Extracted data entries
-=-=-=-=-
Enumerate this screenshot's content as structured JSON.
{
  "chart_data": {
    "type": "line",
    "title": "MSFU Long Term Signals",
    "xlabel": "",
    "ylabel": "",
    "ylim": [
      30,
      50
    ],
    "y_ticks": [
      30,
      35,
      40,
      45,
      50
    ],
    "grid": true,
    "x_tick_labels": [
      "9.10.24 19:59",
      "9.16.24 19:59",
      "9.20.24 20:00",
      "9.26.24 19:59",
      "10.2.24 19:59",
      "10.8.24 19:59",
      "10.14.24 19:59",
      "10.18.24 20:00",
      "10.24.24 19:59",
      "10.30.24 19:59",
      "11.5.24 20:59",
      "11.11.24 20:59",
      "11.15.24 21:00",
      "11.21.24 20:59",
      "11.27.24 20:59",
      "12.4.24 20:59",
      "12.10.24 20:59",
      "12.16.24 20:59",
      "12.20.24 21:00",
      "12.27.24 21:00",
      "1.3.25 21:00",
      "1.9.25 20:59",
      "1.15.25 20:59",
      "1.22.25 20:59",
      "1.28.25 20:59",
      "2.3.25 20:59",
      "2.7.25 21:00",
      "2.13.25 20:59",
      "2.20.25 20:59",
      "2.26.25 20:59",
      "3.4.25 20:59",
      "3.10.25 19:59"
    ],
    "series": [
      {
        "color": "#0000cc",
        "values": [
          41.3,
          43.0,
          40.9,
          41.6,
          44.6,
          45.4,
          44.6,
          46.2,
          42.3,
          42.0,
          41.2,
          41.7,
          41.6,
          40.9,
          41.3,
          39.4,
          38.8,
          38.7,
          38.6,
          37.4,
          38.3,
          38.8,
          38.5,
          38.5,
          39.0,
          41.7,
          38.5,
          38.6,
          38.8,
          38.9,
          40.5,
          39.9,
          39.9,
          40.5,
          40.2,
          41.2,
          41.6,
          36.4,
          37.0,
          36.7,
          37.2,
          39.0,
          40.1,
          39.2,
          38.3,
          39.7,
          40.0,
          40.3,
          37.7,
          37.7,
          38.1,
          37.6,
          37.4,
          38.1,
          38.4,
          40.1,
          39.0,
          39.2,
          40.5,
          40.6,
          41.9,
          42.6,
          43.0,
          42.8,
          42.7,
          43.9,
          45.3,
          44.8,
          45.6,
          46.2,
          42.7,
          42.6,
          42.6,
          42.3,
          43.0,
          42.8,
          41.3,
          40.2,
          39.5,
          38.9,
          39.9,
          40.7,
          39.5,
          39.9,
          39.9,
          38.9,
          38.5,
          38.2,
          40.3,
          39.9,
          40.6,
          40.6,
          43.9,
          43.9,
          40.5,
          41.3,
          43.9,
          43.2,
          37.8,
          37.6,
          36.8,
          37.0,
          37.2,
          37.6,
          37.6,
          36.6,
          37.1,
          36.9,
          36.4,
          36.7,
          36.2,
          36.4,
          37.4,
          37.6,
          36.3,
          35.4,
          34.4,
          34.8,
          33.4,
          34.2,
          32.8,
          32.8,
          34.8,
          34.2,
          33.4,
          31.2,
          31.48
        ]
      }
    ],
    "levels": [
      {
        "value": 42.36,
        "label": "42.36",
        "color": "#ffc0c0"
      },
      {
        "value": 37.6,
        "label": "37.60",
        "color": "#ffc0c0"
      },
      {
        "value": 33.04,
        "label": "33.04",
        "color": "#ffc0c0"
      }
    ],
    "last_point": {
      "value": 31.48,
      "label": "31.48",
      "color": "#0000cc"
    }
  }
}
-=-=-=-=-
*What this task involves:*
Take the records above and return them exactly as written.

*Full solution:*
Enumerate this screenshot's content as structured JSON.
{
  "chart_data": {
    "type": "line",
    "title": "MSFU Long Term Signals",
    "xlabel": "",
    "ylabel": "",
    "ylim": [
      30,
      50
    ],
    "y_ticks": [
      30,
      35,
      40,
      45,
      50
    ],
    "grid": true,
    "x_tick_labels": [
      "9.10.24 19:59",
      "9.16.24 19:59",
      "9.20.24 20:00",
      "9.26.24 19:59",
      "10.2.24 19:59",
      "10.8.24 19:59",
      "10.14.24 19:59",
      "10.18.24 20:00",
      "10.24.24 19:59",
      "10.30.24 19:59",
      "11.5.24 20:59",
      "11.11.24 20:59",
      "11.15.24 21:00",
      "11.21.24 20:59",
      "11.27.24 20:59",
      "12.4.24 20:59",
      "12.10.24 20:59",
      "12.16.24 20:59",
      "12.20.24 21:00",
      "12.27.24 21:00",
      "1.3.25 21:00",
      "1.9.25 20:59",
      "1.15.25 20:59",
      "1.22.25 20:59",
      "1.28.25 20:59",
      "2.3.25 20:59",
      "2.7.25 21:00",
      "2.13.25 20:59",
      "2.20.25 20:59",
      "2.26.25 20:59",
      "3.4.25 20:59",
      "3.10.25 19:59"
    ],
    "series": [
      {
        "color": "#0000cc",
        "values": [
          41.3,
          43.0,
          40.9,
          41.6,
          44.6,
          45.4,
          44.6,
          46.2,
          42.3,
          42.0,
          41.2,
          41.7,
          41.6,
          40.9,
          41.3,
          39.4,
          38.8,
          38.7,
          38.6,
          37.4,
          38.3,
          38.8,
          38.5,
          38.5,
          39.0,
          41.7,
          38.5,
          38.6,
          38.8,
          38.9,
          40.5,
          39.9,
          39.9,
          40.5,
          40.2,
          41.2,
          41.6,
          36.4,
          37.0,
          36.7,
          37.2,
          39.0,
          40.1,
          39.2,
          38.3,
          39.7,
          40.0,
          40.3,
          37.7,
          37.7,
          38.1,
          37.6,
          37.4,
          38.1,
          38.4,
          40.1,
          39.0,
          39.2,
          40.5,
          40.6,
          41.9,
          42.6,
          43.0,
          42.8,
          42.7,
          43.9,
          45.3,
          44.8,
          45.6,
          46.2,
          42.7,
          42.6,
          42.6,
          42.3,
          43.0,
          42.8,
          41.3,
          40.2,
          39.5,
          38.9,
          39.9,
          40.7,
          39.5,
          39.9,
          39.9,
          38.9,
          38.5,
          38.2,
          40.3,
          39.9,
          40.6,
          40.6,
          43.9,
          43.9,
          40.5,
          41.3,
          43.9,
          43.2,
          37.8,
          37.6,
          36.8,
          37.0,
          37.2,
          37.6,
          37.6,
          36.6,
          37.1,
          36.9,
          36.4,
          36.7,
          36.2,
          36.4,
          37.4,
          37.6,
          36.3,
          35.4,
          34.4,
          34.8,
          33.4,
          34.2,
          32.8,
          32.8,
          34.8,
          34.2,
          33.4,
          31.2,
          31.48
        ]
      }
    ],
    "levels": [
      {
        "value": 42.36,
        "label": "42.36",
        "color": "#ffc0c0"
      },
      {
        "value": 37.6,
        "label": "37.60",
        "color": "#ffc0c0"
      },
      {
        "value": 33.04,
        "label": "33.04",
        "color": "#ffc0c0"
      }
    ],
    "last_point": {
      "value": 31.48,
      "label": "31.48",
      "color": "#0000cc"
    }
  }
}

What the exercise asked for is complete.